> [Exercise]
Find every line in the records that holds the string "name". Copy each one.
□ □ □ □
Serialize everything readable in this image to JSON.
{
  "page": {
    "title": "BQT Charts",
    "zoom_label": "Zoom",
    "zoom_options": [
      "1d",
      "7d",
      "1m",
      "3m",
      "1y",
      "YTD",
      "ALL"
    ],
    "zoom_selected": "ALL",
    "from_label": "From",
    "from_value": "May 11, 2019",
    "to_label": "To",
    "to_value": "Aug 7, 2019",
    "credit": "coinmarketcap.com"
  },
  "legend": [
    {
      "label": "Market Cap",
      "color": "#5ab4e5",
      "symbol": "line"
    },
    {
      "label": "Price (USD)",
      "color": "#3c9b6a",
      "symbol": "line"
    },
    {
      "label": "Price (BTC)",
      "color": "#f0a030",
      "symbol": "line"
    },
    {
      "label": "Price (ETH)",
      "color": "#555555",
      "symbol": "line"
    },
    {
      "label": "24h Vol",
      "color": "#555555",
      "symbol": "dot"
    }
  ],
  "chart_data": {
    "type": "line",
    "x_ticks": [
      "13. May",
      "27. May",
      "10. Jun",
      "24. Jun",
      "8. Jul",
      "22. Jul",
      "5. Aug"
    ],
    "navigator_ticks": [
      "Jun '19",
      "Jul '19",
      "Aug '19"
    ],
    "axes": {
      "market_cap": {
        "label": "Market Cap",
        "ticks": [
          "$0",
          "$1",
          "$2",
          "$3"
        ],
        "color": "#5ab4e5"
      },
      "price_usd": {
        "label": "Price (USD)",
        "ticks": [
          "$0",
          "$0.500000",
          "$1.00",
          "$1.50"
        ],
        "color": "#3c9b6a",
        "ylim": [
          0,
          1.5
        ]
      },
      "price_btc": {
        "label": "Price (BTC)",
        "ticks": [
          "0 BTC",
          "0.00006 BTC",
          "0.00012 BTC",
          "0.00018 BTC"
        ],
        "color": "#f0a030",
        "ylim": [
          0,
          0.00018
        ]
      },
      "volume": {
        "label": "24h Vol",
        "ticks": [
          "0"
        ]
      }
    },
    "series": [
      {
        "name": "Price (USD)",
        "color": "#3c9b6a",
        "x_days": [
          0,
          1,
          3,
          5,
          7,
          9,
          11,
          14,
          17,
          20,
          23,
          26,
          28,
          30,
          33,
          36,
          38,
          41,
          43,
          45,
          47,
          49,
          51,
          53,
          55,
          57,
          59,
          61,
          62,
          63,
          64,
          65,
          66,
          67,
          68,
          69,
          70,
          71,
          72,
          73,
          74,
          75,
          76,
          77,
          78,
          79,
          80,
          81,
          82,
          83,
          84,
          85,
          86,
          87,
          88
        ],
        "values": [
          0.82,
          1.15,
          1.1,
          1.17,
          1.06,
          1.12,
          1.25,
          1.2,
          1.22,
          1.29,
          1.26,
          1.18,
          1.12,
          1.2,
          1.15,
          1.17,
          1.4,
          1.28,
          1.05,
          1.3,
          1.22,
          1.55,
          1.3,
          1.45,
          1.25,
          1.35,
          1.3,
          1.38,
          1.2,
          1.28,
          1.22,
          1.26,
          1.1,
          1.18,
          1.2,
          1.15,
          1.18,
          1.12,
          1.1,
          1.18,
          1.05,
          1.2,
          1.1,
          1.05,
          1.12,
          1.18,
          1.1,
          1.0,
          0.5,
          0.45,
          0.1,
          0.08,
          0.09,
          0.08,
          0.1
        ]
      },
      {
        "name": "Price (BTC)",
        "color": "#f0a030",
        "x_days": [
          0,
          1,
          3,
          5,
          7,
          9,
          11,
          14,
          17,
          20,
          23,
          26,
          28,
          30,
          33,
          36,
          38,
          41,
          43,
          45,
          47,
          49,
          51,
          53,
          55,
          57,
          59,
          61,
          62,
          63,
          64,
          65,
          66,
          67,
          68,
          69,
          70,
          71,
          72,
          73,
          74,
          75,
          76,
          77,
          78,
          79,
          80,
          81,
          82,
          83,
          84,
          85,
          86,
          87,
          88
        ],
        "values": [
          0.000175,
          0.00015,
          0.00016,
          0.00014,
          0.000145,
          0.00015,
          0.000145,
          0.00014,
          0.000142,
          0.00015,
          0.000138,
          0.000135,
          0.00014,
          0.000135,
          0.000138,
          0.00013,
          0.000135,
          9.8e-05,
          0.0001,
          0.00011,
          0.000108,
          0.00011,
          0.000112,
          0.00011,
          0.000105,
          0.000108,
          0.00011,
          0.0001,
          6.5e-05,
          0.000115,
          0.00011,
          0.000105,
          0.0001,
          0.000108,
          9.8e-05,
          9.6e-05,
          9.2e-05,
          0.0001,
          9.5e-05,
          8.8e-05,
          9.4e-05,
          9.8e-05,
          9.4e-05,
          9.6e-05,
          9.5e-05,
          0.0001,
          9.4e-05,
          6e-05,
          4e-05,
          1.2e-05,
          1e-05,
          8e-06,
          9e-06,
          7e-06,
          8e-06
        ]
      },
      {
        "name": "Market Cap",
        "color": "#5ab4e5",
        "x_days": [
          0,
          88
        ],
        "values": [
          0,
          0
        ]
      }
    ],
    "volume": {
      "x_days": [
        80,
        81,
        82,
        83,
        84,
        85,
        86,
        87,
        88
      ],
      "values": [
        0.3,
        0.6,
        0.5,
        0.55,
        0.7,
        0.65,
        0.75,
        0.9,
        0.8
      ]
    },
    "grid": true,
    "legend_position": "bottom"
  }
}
□ □ □ □
> [Output of the task]
        "name": "Price (USD)",
        "name": "Price (BTC)",
        "name": "Market Cap",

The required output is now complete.